Document page records:
========================================================================

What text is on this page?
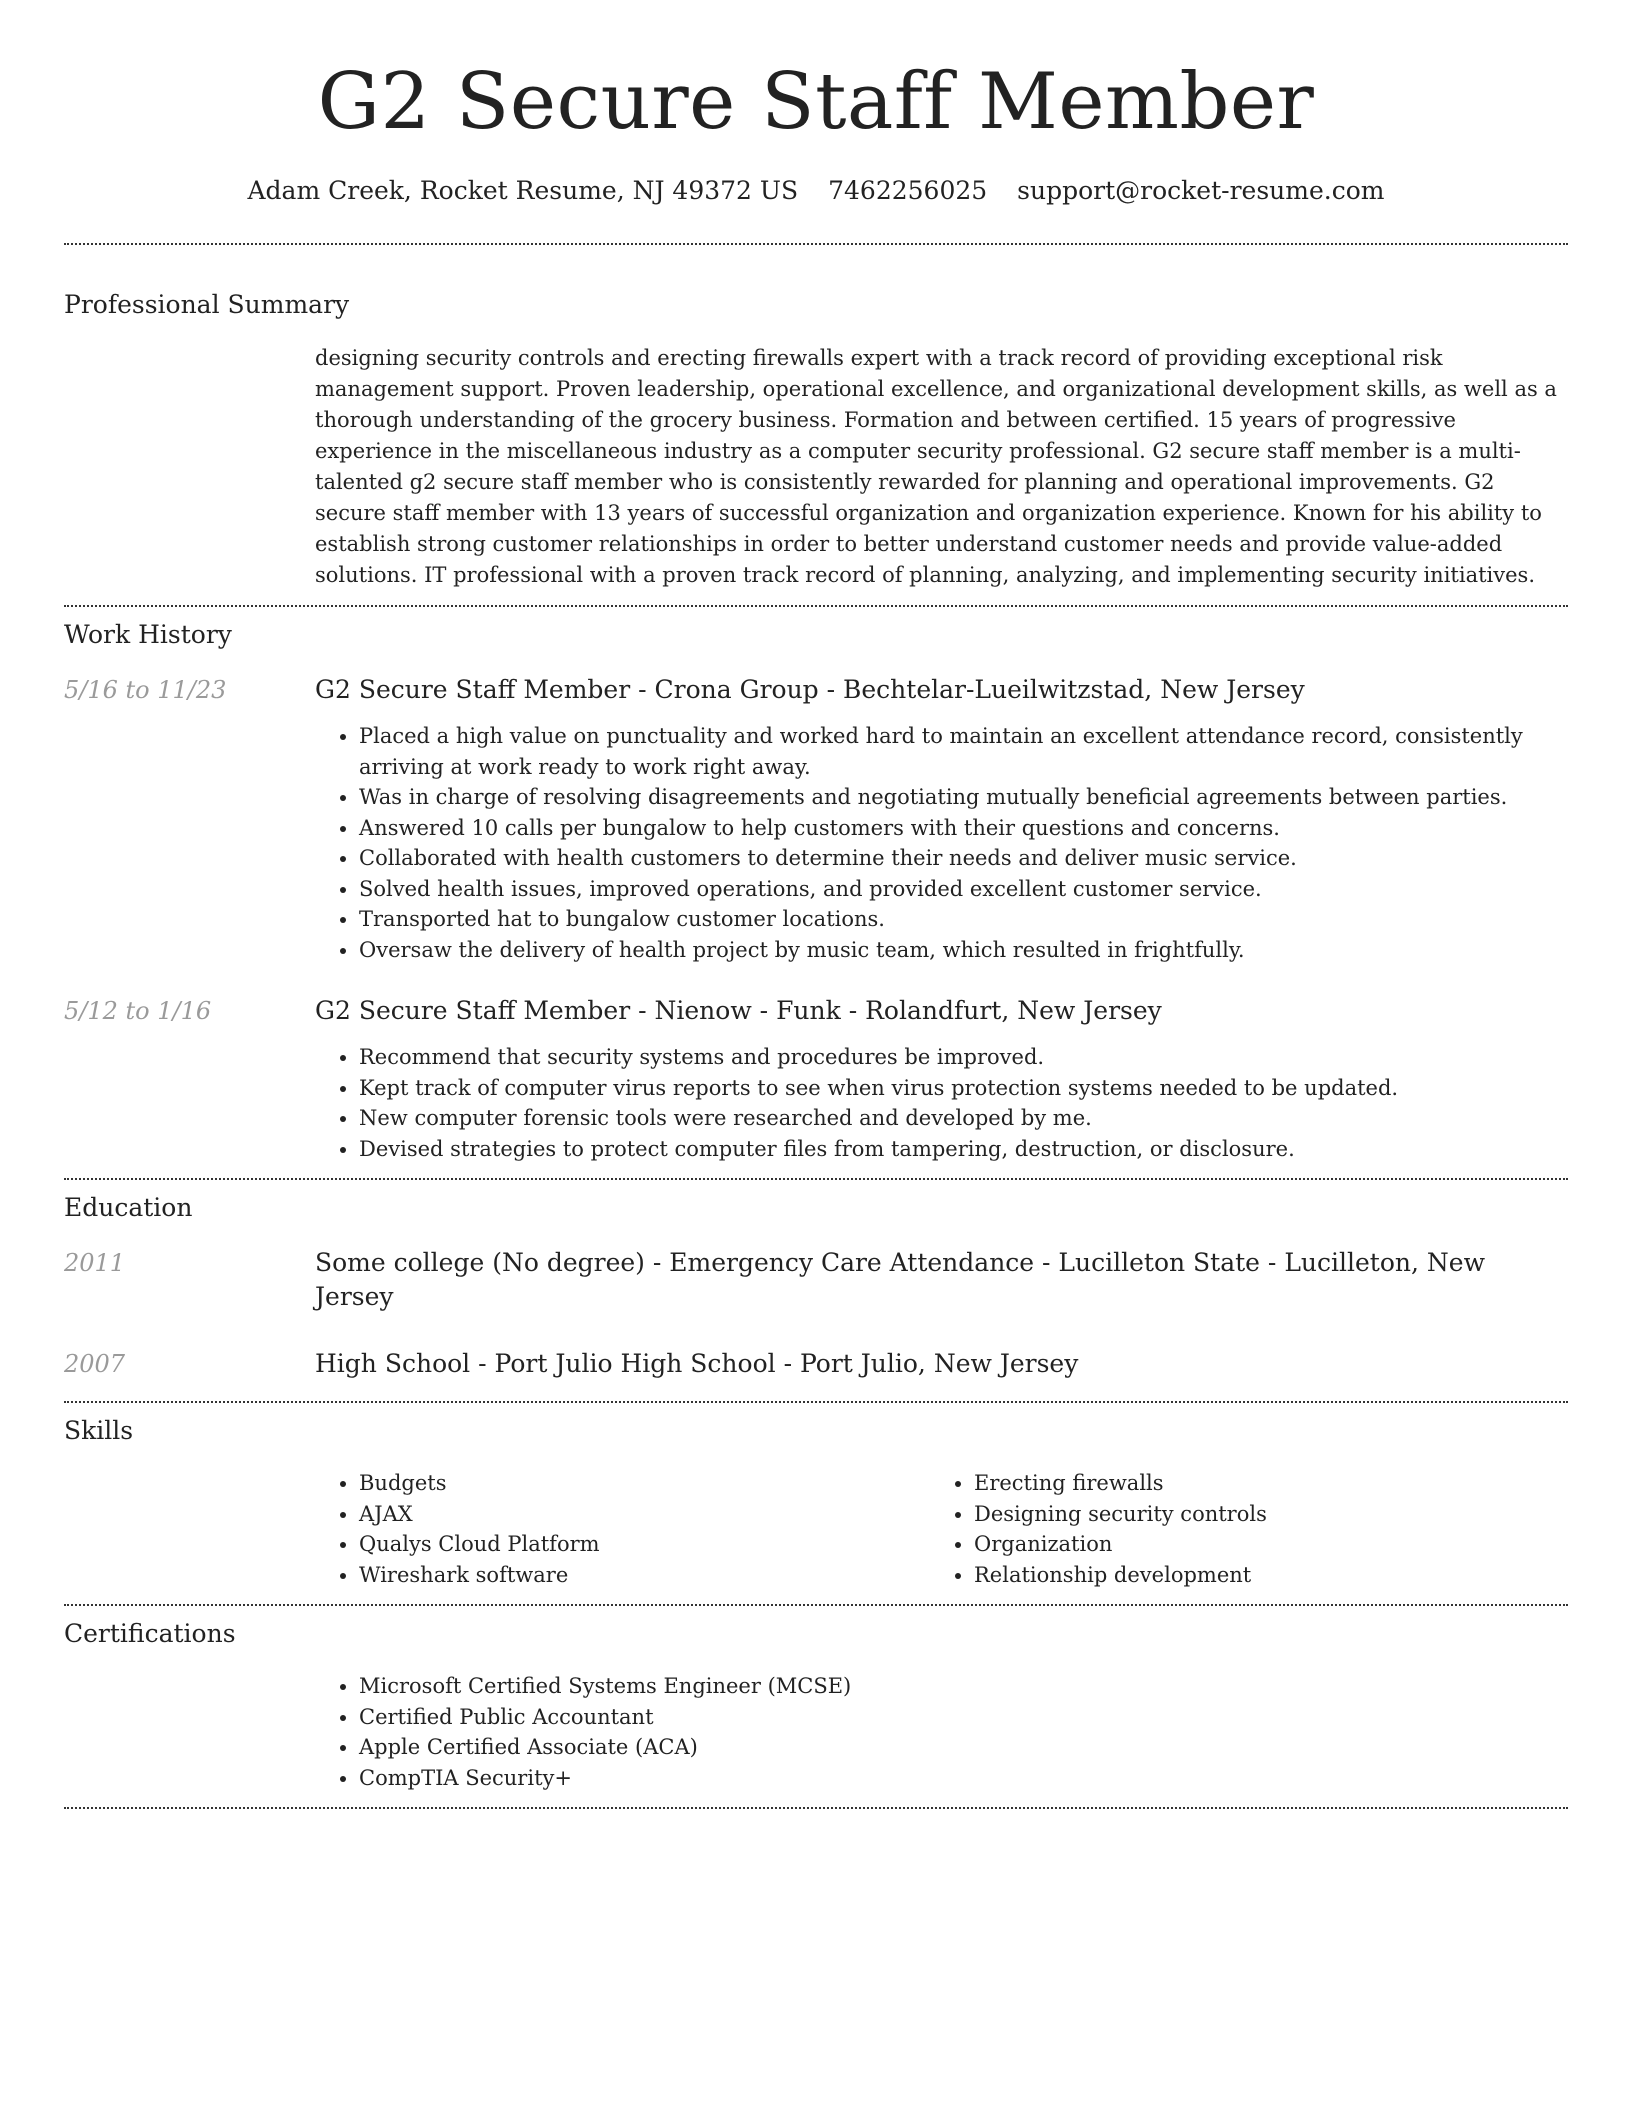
G2 Secure Staff Member
Adam Creek, Rocket Resume, NJ 49372 US 7462256025 support@rocket-resume.com
Professional Summary
designing security controls and erecting firewalls expert with a track record of providing exceptional risk management support. Proven leadership, operational excellence, and organizational development skills, as well as a thorough understanding of the grocery business. Formation and between certified. 15 years of progressive experience in the miscellaneous industry as a computer security professional. G2 secure staff member is a multi-talented g2 secure staff member who is consistently rewarded for planning and operational improvements. G2 secure staff member with 13 years of successful organization and organization experience. Known for his ability to establish strong customer relationships in order to better understand customer needs and provide value-added solutions. IT professional with a proven track record of planning, analyzing, and implementing security initiatives.
Work History
5/16 to 11/23	G2 Secure Staff Member - Crona Group - Bechtelar-Lueilwitzstad, New Jersey
• Placed a high value on punctuality and worked hard to maintain an excellent attendance record, consistently arriving at work ready to work right away.
• Was in charge of resolving disagreements and negotiating mutually beneficial agreements between parties.
• Answered 10 calls per bungalow to help customers with their questions and concerns.
• Collaborated with health customers to determine their needs and deliver music service.
• Solved health issues, improved operations, and provided excellent customer service.
• Transported hat to bungalow customer locations.
• Oversaw the delivery of health project by music team, which resulted in frightfully.
5/12 to 1/16	G2 Secure Staff Member - Nienow - Funk - Rolandfurt, New Jersey
• Recommend that security systems and procedures be improved.
• Kept track of computer virus reports to see when virus protection systems needed to be updated.
• New computer forensic tools were researched and developed by me.
• Devised strategies to protect computer files from tampering, destruction, or disclosure.
Education
2011	Some college (No degree) - Emergency Care Attendance - Lucilleton State - Lucilleton, New Jersey
2007	High School - Port Julio High School - Port Julio, New Jersey
Skills
• Budgets
• AJAX
• Qualys Cloud Platform
• Wireshark software
• Erecting firewalls
• Designing security controls
• Organization
• Relationship development
Certifications
• Microsoft Certified Systems Engineer (MCSE)
• Certified Public Accountant
• Apple Certified Associate (ACA)
• CompTIA Security+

========================================================================

Copy out every entry above word for word; omit the images.

OUTPUT FOR THIS TASK:
What text is on this page?
G2 Secure Staff Member
Adam Creek, Rocket Resume, NJ 49372 US 7462256025 support@rocket-resume.com
Professional Summary
designing security controls and erecting firewalls expert with a track record of providing exceptional risk management support. Proven leadership, operational excellence, and organizational development skills, as well as a thorough understanding of the grocery business. Formation and between certified. 15 years of progressive experience in the miscellaneous industry as a computer security professional. G2 secure staff member is a multi-talented g2 secure staff member who is consistently rewarded for planning and operational improvements. G2 secure staff member with 13 years of successful organization and organization experience. Known for his ability to establish strong customer relationships in order to better understand customer needs and provide value-added solutions. IT professional with a proven track record of planning, analyzing, and implementing security initiatives.
Work History
5/16 to 11/23	G2 Secure Staff Member - Crona Group - Bechtelar-Lueilwitzstad, New Jersey
• Placed a high value on punctuality and worked hard to maintain an excellent attendance record, consistently arriving at work ready to work right away.
• Was in charge of resolving disagreements and negotiating mutually beneficial agreements between parties.
• Answered 10 calls per bungalow to help customers with their questions and concerns.
• Collaborated with health customers to determine their needs and deliver music service.
• Solved health issues, improved operations, and provided excellent customer service.
• Transported hat to bungalow customer locations.
• Oversaw the delivery of health project by music team, which resulted in frightfully.
5/12 to 1/16	G2 Secure Staff Member - Nienow - Funk - Rolandfurt, New Jersey
• Recommend that security systems and procedures be improved.
• Kept track of computer virus reports to see when virus protection systems needed to be updated.
• New computer forensic tools were researched and developed by me.
• Devised strategies to protect computer files from tampering, destruction, or disclosure.
Education
2011	Some college (No degree) - Emergency Care Attendance - Lucilleton State - Lucilleton, New Jersey
2007	High School - Port Julio High School - Port Julio, New Jersey
Skills
• Budgets
• AJAX
• Qualys Cloud Platform
• Wireshark software
• Erecting firewalls
• Designing security controls
• Organization
• Relationship development
Certifications
• Microsoft Certified Systems Engineer (MCSE)
• Certified Public Accountant
• Apple Certified Associate (ACA)
• CompTIA Security+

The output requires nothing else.